*Prompt*: The records that follow need to be output exactly as they are.
————————
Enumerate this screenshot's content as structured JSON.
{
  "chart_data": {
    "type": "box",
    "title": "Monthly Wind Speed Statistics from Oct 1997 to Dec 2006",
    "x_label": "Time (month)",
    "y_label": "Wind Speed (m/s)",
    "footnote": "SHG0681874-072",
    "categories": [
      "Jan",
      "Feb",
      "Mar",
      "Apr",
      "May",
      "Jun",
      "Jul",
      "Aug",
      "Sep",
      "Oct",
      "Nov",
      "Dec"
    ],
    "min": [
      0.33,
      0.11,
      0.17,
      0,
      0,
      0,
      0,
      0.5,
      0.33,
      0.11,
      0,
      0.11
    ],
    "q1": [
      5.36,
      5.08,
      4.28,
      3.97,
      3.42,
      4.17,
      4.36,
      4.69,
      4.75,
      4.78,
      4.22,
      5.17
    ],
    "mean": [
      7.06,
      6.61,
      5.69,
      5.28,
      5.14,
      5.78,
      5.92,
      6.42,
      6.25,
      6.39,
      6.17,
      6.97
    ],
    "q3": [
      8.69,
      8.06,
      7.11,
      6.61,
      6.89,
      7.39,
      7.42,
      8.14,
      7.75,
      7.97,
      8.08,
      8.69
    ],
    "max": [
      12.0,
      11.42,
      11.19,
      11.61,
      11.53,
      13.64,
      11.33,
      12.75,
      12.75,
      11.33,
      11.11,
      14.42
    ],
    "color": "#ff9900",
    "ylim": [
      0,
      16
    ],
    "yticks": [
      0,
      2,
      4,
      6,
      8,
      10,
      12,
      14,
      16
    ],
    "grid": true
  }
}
————————
*Reply to the task*:
Enumerate this screenshot's content as structured JSON.
{
  "chart_data": {
    "type": "box",
    "title": "Monthly Wind Speed Statistics from Oct 1997 to Dec 2006",
    "x_label": "Time (month)",
    "y_label": "Wind Speed (m/s)",
    "footnote": "SHG0681874-072",
    "categories": [
      "Jan",
      "Feb",
      "Mar",
      "Apr",
      "May",
      "Jun",
      "Jul",
      "Aug",
      "Sep",
      "Oct",
      "Nov",
      "Dec"
    ],
    "min": [
      0.33,
      0.11,
      0.17,
      0,
      0,
      0,
      0,
      0.5,
      0.33,
      0.11,
      0,
      0.11
    ],
    "q1": [
      5.36,
      5.08,
      4.28,
      3.97,
      3.42,
      4.17,
      4.36,
      4.69,
      4.75,
      4.78,
      4.22,
      5.17
    ],
    "mean": [
      7.06,
      6.61,
      5.69,
      5.28,
      5.14,
      5.78,
      5.92,
      6.42,
      6.25,
      6.39,
      6.17,
      6.97
    ],
    "q3": [
      8.69,
      8.06,
      7.11,
      6.61,
      6.89,
      7.39,
      7.42,
      8.14,
      7.75,
      7.97,
      8.08,
      8.69
    ],
    "max": [
      12.0,
      11.42,
      11.19,
      11.61,
      11.53,
      13.64,
      11.33,
      12.75,
      12.75,
      11.33,
      11.11,
      14.42
    ],
    "color": "#ff9900",
    "ylim": [
      0,
      16
    ],
    "yticks": [
      0,
      2,
      4,
      6,
      8,
      10,
      12,
      14,
      16
    ],
    "grid": true
  }
}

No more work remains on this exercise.